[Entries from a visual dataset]
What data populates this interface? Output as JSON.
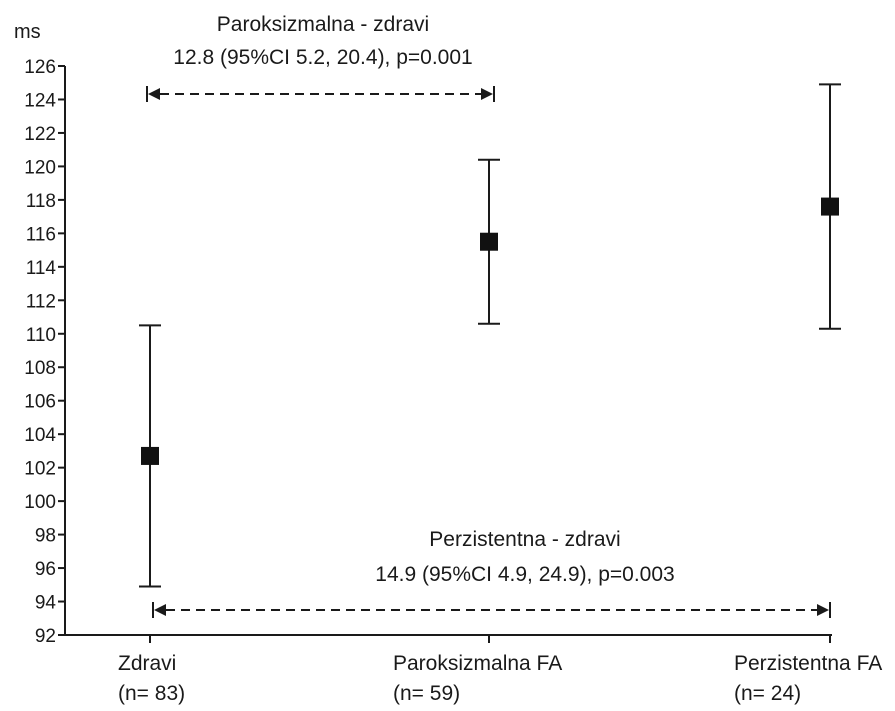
{
  "chart_data": {
    "type": "scatter",
    "ylabel": "ms",
    "ylim": [
      92,
      126
    ],
    "ytick_step": 2,
    "grid": false,
    "categories": [
      {
        "label": "Zdravi",
        "n_label": "(n= 83)"
      },
      {
        "label": "Paroksizmalna FA",
        "n_label": "(n= 59)"
      },
      {
        "label": "Perzistentna FA",
        "n_label": "(n= 24)"
      }
    ],
    "series": [
      {
        "values": [
          102.7,
          115.5,
          117.6
        ],
        "lower": [
          94.9,
          110.6,
          110.3
        ],
        "upper": [
          110.5,
          120.4,
          124.9
        ]
      }
    ],
    "annotations": [
      {
        "from": 0,
        "to": 1,
        "title": "Paroksizmalna - zdravi",
        "text": "12.8 (95%CI 5.2, 20.4), p=0.001",
        "position": "top"
      },
      {
        "from": 0,
        "to": 2,
        "title": "Perzistentna - zdravi",
        "text": "14.9 (95%CI 4.9, 24.9), p=0.003",
        "position": "bottom"
      }
    ]
  }
}
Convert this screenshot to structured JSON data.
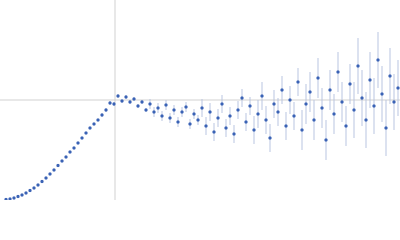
{
  "chart_data": {
    "type": "scatter",
    "x": [
      6,
      10,
      14,
      18,
      22,
      26,
      30,
      34,
      38,
      42,
      46,
      50,
      54,
      58,
      62,
      66,
      70,
      74,
      78,
      82,
      86,
      90,
      94,
      98,
      102,
      106,
      110,
      114,
      118,
      122,
      126,
      130,
      134,
      138,
      142,
      146,
      150,
      154,
      158,
      162,
      166,
      170,
      174,
      178,
      182,
      186,
      190,
      194,
      198,
      202,
      206,
      210,
      214,
      218,
      222,
      226,
      230,
      234,
      238,
      242,
      246,
      250,
      254,
      258,
      262,
      266,
      270,
      274,
      278,
      282,
      286,
      290,
      294,
      298,
      302,
      306,
      310,
      314,
      318,
      322,
      326,
      330,
      334,
      338,
      342,
      346,
      350,
      354,
      358,
      362,
      366,
      370,
      374,
      378,
      382,
      386,
      390,
      394,
      398
    ],
    "series": [
      {
        "color": "#3a62b5",
        "error_color": "#b8c4e0",
        "values": [
          0.5,
          1,
          2,
          3.5,
          5,
          7,
          9.5,
          12,
          15,
          18.5,
          22,
          26,
          30,
          34.5,
          39,
          43,
          48,
          52,
          57,
          62,
          67,
          72,
          76,
          80,
          85,
          90,
          97,
          96,
          104,
          99,
          103,
          98,
          101,
          94,
          98,
          90,
          96,
          88,
          92,
          84,
          95,
          82,
          90,
          78,
          88,
          93,
          76,
          86,
          80,
          92,
          74,
          88,
          68,
          82,
          96,
          72,
          84,
          66,
          90,
          102,
          78,
          94,
          70,
          86,
          104,
          80,
          62,
          96,
          88,
          110,
          74,
          100,
          84,
          118,
          70,
          96,
          108,
          80,
          122,
          92,
          60,
          110,
          86,
          128,
          98,
          74,
          116,
          90,
          134,
          102,
          80,
          120,
          94,
          140,
          106,
          72,
          124,
          98,
          112
        ],
        "errors": [
          0.5,
          0.5,
          0.5,
          0.5,
          0.5,
          0.5,
          0.5,
          0.5,
          0.5,
          0.5,
          0.5,
          0.5,
          0.5,
          0.5,
          0.5,
          0.5,
          0.5,
          0.5,
          0.5,
          0.5,
          0.5,
          0.5,
          0.5,
          0.5,
          2,
          2,
          2,
          2,
          2,
          2,
          2,
          2,
          2,
          2,
          2,
          2,
          5,
          5,
          5,
          5,
          5,
          5,
          5,
          5,
          5,
          5,
          5,
          5,
          5,
          9,
          9,
          9,
          9,
          9,
          9,
          9,
          9,
          9,
          9,
          9,
          9,
          9,
          14,
          14,
          14,
          14,
          14,
          14,
          14,
          14,
          14,
          14,
          14,
          14,
          20,
          20,
          20,
          20,
          20,
          20,
          20,
          20,
          20,
          20,
          20,
          20,
          20,
          28,
          28,
          28,
          28,
          28,
          28,
          28,
          28,
          28,
          28,
          28,
          28
        ]
      }
    ],
    "xlim": [
      0,
      400
    ],
    "ylim": [
      0,
      200
    ],
    "xticks": [
      115
    ],
    "yticks": [
      100
    ],
    "grid": true
  }
}
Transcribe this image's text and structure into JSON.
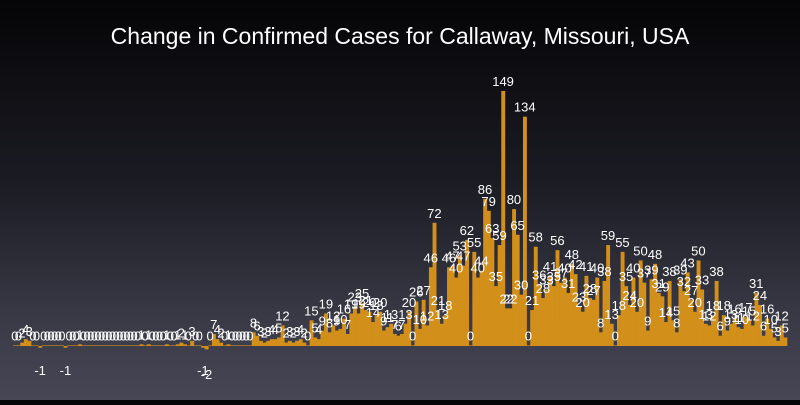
{
  "chart_data": {
    "type": "bar",
    "title": "Change in Confirmed Cases for Callaway, Missouri, USA",
    "xlabel": "",
    "ylabel": "",
    "grid": false,
    "legend": "none",
    "bar_color": "#d28f1a",
    "ylim": [
      -6,
      160
    ],
    "values": [
      0,
      0,
      2,
      4,
      3,
      0,
      0,
      -1,
      0,
      0,
      0,
      0,
      0,
      0,
      -1,
      0,
      0,
      0,
      1,
      0,
      0,
      0,
      0,
      0,
      0,
      0,
      0,
      0,
      0,
      0,
      0,
      0,
      0,
      0,
      0,
      1,
      0,
      1,
      0,
      0,
      0,
      0,
      1,
      0,
      0,
      1,
      2,
      1,
      0,
      3,
      0,
      0,
      -1,
      -2,
      0,
      7,
      4,
      2,
      0,
      1,
      0,
      0,
      0,
      0,
      0,
      0,
      8,
      6,
      3,
      2,
      3,
      4,
      4,
      5,
      12,
      2,
      3,
      2,
      3,
      4,
      2,
      0,
      15,
      5,
      4,
      9,
      19,
      8,
      12,
      9,
      10,
      16,
      7,
      19,
      23,
      19,
      25,
      21,
      20,
      14,
      18,
      20,
      9,
      11,
      13,
      7,
      6,
      7,
      13,
      20,
      0,
      26,
      10,
      27,
      12,
      46,
      72,
      21,
      13,
      18,
      46,
      47,
      40,
      53,
      47,
      62,
      0,
      55,
      40,
      44,
      86,
      79,
      63,
      35,
      59,
      149,
      22,
      22,
      80,
      65,
      30,
      134,
      0,
      21,
      58,
      36,
      28,
      33,
      41,
      35,
      56,
      37,
      40,
      31,
      48,
      42,
      23,
      20,
      41,
      28,
      27,
      40,
      8,
      38,
      59,
      13,
      0,
      18,
      55,
      35,
      24,
      40,
      20,
      50,
      37,
      9,
      39,
      48,
      31,
      29,
      14,
      38,
      15,
      8,
      39,
      32,
      43,
      27,
      20,
      50,
      33,
      13,
      12,
      18,
      38,
      6,
      18,
      9,
      13,
      16,
      11,
      10,
      17,
      15,
      12,
      31,
      24,
      6,
      16,
      10,
      5,
      3,
      12,
      5
    ]
  }
}
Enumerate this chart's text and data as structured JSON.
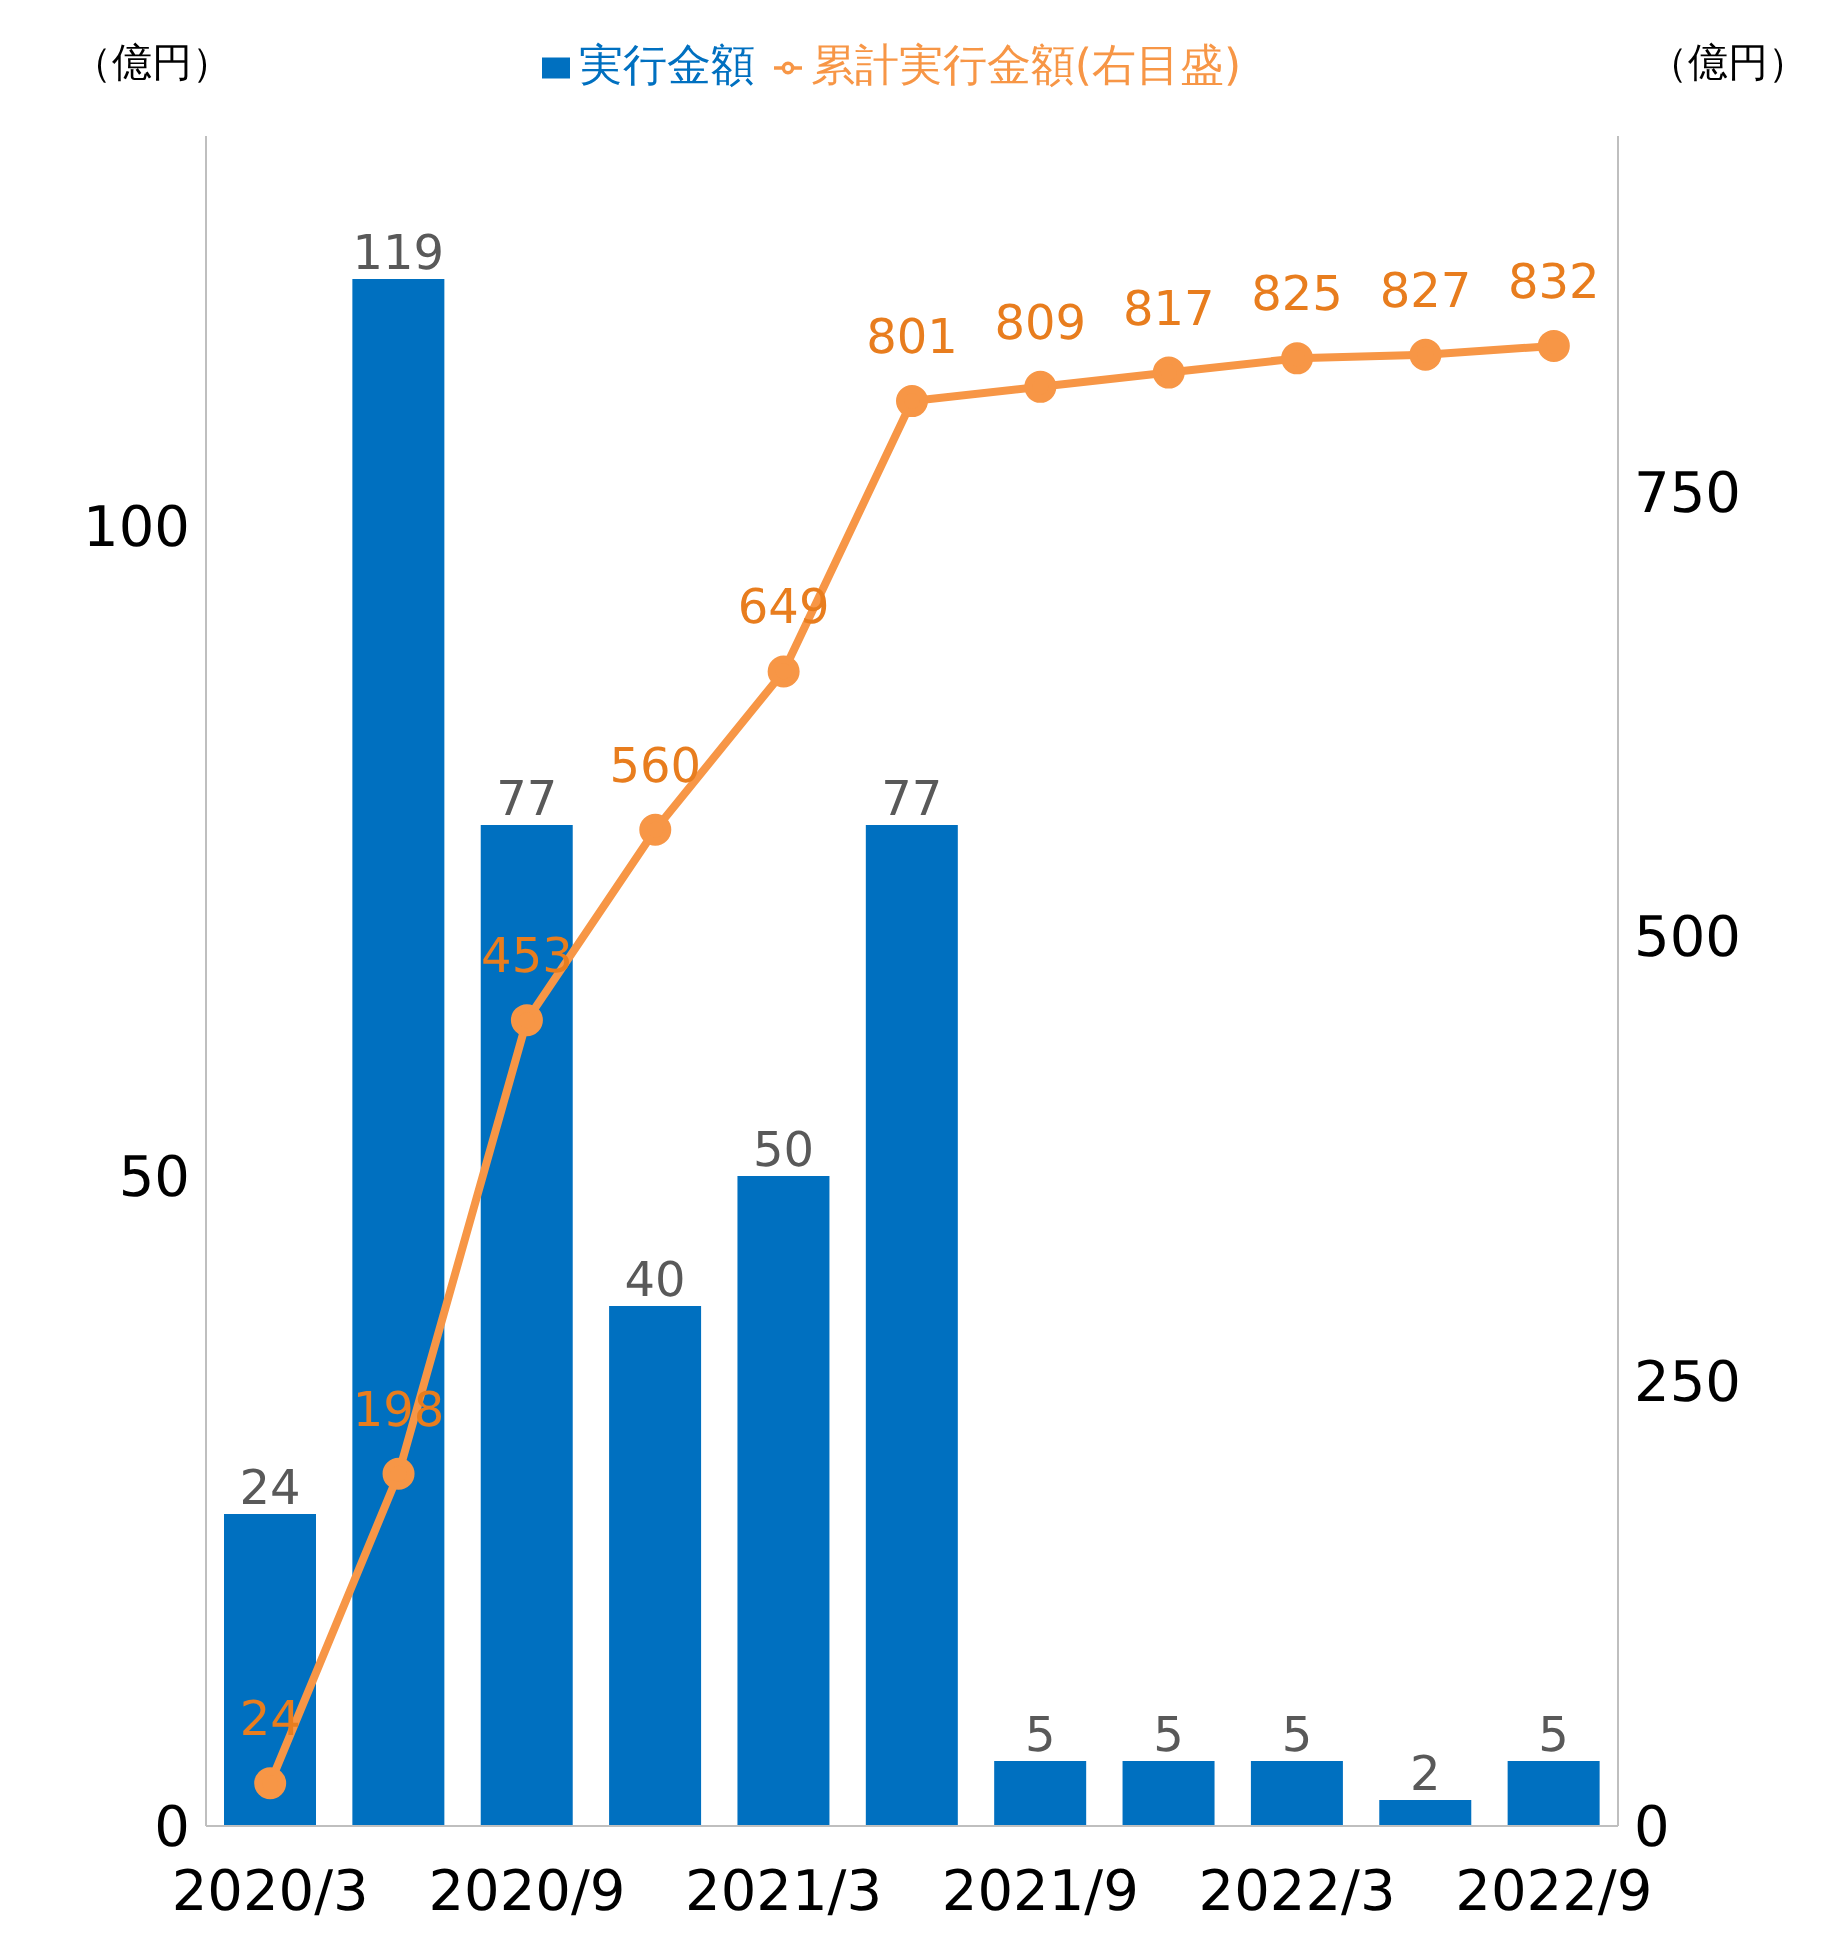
{
  "chart_data": {
    "type": "bar",
    "ylabel": "（億円）",
    "y2label": "（億円）",
    "categories": [
      "2020/3",
      null,
      "2020/9",
      null,
      "2021/3",
      null,
      "2021/9",
      null,
      "2022/3",
      null,
      "2022/9"
    ],
    "series": [
      {
        "name": "実行金額",
        "color": "#0070c0",
        "values": [
          24,
          119,
          77,
          40,
          50,
          77,
          5,
          5,
          5,
          2,
          5
        ]
      },
      {
        "name": "累計実行金額(右目盛)",
        "type": "line",
        "axis": "y2",
        "color": "#f79646",
        "values": [
          24,
          198,
          453,
          560,
          649,
          801,
          809,
          817,
          825,
          827,
          832
        ]
      }
    ],
    "ylim": [
      0,
      130
    ],
    "yticks": [
      0,
      50,
      100
    ],
    "y2lim": [
      0,
      950
    ],
    "y2ticks": [
      0,
      250,
      500,
      750
    ],
    "data_labels": true,
    "legend": "top",
    "grid": false,
    "marker": "circle"
  }
}
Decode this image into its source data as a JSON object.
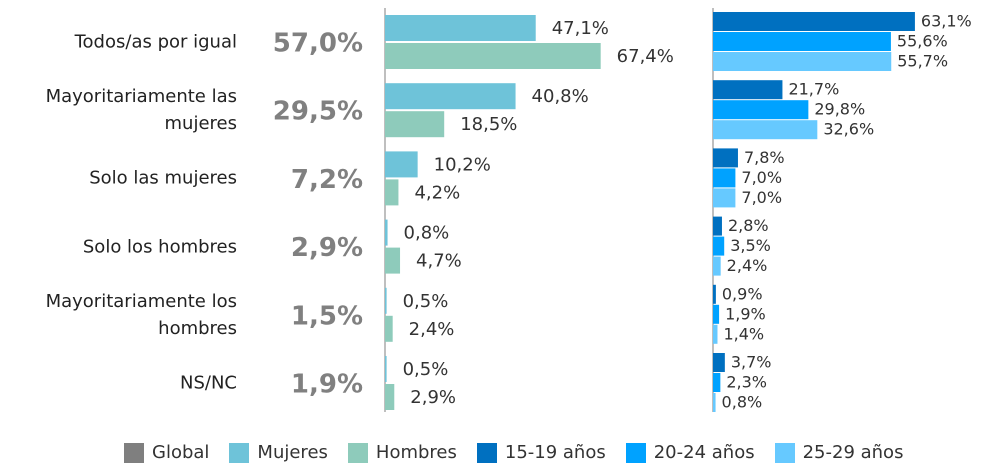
{
  "chart_data": {
    "type": "bar",
    "categories": [
      "Todos/as por igual",
      "Mayoritariamente las mujeres",
      "Solo las mujeres",
      "Solo los hombres",
      "Mayoritariamente los hombres",
      "NS/NC"
    ],
    "series": [
      {
        "name": "Global",
        "color": "#7f7f7f",
        "values": [
          57.0,
          29.5,
          7.2,
          2.9,
          1.5,
          1.9
        ],
        "value_labels": [
          "57,0%",
          "29,5%",
          "7,2%",
          "2,9%",
          "1,5%",
          "1,9%"
        ]
      },
      {
        "name": "Mujeres",
        "color": "#6ec3d9",
        "values": [
          47.1,
          40.8,
          10.2,
          0.8,
          0.5,
          0.5
        ],
        "value_labels": [
          "47,1%",
          "40,8%",
          "10,2%",
          "0,8%",
          "0,5%",
          "0,5%"
        ]
      },
      {
        "name": "Hombres",
        "color": "#8ecbbb",
        "values": [
          67.4,
          18.5,
          4.2,
          4.7,
          2.4,
          2.9
        ],
        "value_labels": [
          "67,4%",
          "18,5%",
          "4,2%",
          "4,7%",
          "2,4%",
          "2,9%"
        ]
      },
      {
        "name": "15-19 años",
        "color": "#0070c0",
        "values": [
          63.1,
          21.7,
          7.8,
          2.8,
          0.9,
          3.7
        ],
        "value_labels": [
          "63,1%",
          "21,7%",
          "7,8%",
          "2,8%",
          "0,9%",
          "3,7%"
        ]
      },
      {
        "name": "20-24 años",
        "color": "#00a2ff",
        "values": [
          55.6,
          29.8,
          7.0,
          3.5,
          1.9,
          2.3
        ],
        "value_labels": [
          "55,6%",
          "29,8%",
          "7,0%",
          "3,5%",
          "1,9%",
          "2,3%"
        ]
      },
      {
        "name": "25-29 años",
        "color": "#66c9ff",
        "values": [
          55.7,
          32.6,
          7.0,
          2.4,
          1.4,
          0.8
        ],
        "value_labels": [
          "55,7%",
          "32,6%",
          "7,0%",
          "2,4%",
          "1,4%",
          "0,8%"
        ]
      }
    ]
  }
}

= PROBLEM DESCRIPTION =
Show all lines from the listing above in which "Paroksizmalna" appears.

= RESPONSE TO THE TASK =
        "label": "Paroksizmalna FA",
        "title": "Paroksizmalna - zdravi",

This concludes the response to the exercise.